→ EXERCISE INSTRUCTIONS: Verbatim output of all the material below is required.

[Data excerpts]
——
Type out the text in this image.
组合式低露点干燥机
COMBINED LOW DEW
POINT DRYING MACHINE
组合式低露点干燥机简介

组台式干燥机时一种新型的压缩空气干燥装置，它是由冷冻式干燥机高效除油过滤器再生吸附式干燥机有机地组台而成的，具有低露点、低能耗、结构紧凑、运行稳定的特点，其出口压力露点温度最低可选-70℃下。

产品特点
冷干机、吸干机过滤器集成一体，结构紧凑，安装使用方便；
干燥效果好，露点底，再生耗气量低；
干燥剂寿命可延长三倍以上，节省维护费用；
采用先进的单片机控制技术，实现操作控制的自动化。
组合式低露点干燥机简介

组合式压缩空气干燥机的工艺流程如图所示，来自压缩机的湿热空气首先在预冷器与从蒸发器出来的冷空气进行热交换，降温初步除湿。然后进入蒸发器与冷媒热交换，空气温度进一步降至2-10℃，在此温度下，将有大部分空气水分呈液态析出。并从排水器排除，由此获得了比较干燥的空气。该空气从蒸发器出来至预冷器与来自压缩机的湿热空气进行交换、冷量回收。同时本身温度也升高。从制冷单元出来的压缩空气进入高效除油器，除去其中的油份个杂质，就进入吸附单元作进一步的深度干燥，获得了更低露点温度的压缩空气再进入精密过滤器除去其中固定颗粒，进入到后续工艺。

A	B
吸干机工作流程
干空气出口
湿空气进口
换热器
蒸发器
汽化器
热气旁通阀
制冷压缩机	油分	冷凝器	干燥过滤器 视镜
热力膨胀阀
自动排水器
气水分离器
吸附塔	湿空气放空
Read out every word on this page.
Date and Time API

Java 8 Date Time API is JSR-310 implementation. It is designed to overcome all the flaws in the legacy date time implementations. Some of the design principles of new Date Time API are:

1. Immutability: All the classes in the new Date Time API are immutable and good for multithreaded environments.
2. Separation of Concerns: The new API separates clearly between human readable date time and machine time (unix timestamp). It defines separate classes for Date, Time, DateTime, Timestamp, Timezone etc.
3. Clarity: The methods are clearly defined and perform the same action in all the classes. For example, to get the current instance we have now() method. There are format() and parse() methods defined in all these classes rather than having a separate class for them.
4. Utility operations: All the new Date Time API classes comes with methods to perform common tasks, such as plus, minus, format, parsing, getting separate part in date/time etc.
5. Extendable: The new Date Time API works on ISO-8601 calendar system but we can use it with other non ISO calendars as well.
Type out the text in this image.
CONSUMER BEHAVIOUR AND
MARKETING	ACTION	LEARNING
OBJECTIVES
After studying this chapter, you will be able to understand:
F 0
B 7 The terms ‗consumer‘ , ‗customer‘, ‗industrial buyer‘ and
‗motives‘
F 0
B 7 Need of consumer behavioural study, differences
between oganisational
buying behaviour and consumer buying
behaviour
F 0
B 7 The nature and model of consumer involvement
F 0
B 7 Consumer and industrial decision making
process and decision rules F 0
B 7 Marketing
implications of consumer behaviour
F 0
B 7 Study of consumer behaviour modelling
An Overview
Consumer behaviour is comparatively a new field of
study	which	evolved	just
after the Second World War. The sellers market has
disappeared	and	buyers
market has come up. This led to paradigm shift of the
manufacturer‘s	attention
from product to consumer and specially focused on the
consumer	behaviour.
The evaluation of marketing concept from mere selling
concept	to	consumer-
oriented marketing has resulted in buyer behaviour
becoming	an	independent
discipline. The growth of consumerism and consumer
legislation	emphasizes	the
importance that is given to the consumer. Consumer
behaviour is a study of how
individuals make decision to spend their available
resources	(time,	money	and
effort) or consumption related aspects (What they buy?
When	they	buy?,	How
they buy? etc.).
——
→ THE RESPONSE:
Type out the text in this image.
组合式低露点干燥机
COMBINED LOW DEW
POINT DRYING MACHINE
组合式低露点干燥机简介

组台式干燥机时一种新型的压缩空气干燥装置，它是由冷冻式干燥机高效除油过滤器再生吸附式干燥机有机地组台而成的，具有低露点、低能耗、结构紧凑、运行稳定的特点，其出口压力露点温度最低可选-70℃下。

产品特点
冷干机、吸干机过滤器集成一体，结构紧凑，安装使用方便；
干燥效果好，露点底，再生耗气量低；
干燥剂寿命可延长三倍以上，节省维护费用；
采用先进的单片机控制技术，实现操作控制的自动化。
组合式低露点干燥机简介

组合式压缩空气干燥机的工艺流程如图所示，来自压缩机的湿热空气首先在预冷器与从蒸发器出来的冷空气进行热交换，降温初步除湿。然后进入蒸发器与冷媒热交换，空气温度进一步降至2-10℃，在此温度下，将有大部分空气水分呈液态析出。并从排水器排除，由此获得了比较干燥的空气。该空气从蒸发器出来至预冷器与来自压缩机的湿热空气进行交换、冷量回收。同时本身温度也升高。从制冷单元出来的压缩空气进入高效除油器，除去其中的油份个杂质，就进入吸附单元作进一步的深度干燥，获得了更低露点温度的压缩空气再进入精密过滤器除去其中固定颗粒，进入到后续工艺。

A	B
吸干机工作流程
干空气出口
湿空气进口
换热器
蒸发器
汽化器
热气旁通阀
制冷压缩机	油分	冷凝器	干燥过滤器 视镜
热力膨胀阀
自动排水器
气水分离器
吸附塔	湿空气放空
Read out every word on this page.
Date and Time API

Java 8 Date Time API is JSR-310 implementation. It is designed to overcome all the flaws in the legacy date time implementations. Some of the design principles of new Date Time API are:

1. Immutability: All the classes in the new Date Time API are immutable and good for multithreaded environments.
2. Separation of Concerns: The new API separates clearly between human readable date time and machine time (unix timestamp). It defines separate classes for Date, Time, DateTime, Timestamp, Timezone etc.
3. Clarity: The methods are clearly defined and perform the same action in all the classes. For example, to get the current instance we have now() method. There are format() and parse() methods defined in all these classes rather than having a separate class for them.
4. Utility operations: All the new Date Time API classes comes with methods to perform common tasks, such as plus, minus, format, parsing, getting separate part in date/time etc.
5. Extendable: The new Date Time API works on ISO-8601 calendar system but we can use it with other non ISO calendars as well.
Type out the text in this image.
CONSUMER BEHAVIOUR AND
MARKETING	ACTION	LEARNING
OBJECTIVES
After studying this chapter, you will be able to understand:
F 0
B 7 The terms ‗consumer‘ , ‗customer‘, ‗industrial buyer‘ and
‗motives‘
F 0
B 7 Need of consumer behavioural study, differences
between oganisational
buying behaviour and consumer buying
behaviour
F 0
B 7 The nature and model of consumer involvement
F 0
B 7 Consumer and industrial decision making
process and decision rules F 0
B 7 Marketing
implications of consumer behaviour
F 0
B 7 Study of consumer behaviour modelling
An Overview
Consumer behaviour is comparatively a new field of
study	which	evolved	just
after the Second World War. The sellers market has
disappeared	and	buyers
market has come up. This led to paradigm shift of the
manufacturer‘s	attention
from product to consumer and specially focused on the
consumer	behaviour.
The evaluation of marketing concept from mere selling
concept	to	consumer-
oriented marketing has resulted in buyer behaviour
becoming	an	independent
discipline. The growth of consumerism and consumer
legislation	emphasizes	the
importance that is given to the consumer. Consumer
behaviour is a study of how
individuals make decision to spend their available
resources	(time,	money	and
effort) or consumption related aspects (What they buy?
When	they	buy?,	How
they buy? etc.).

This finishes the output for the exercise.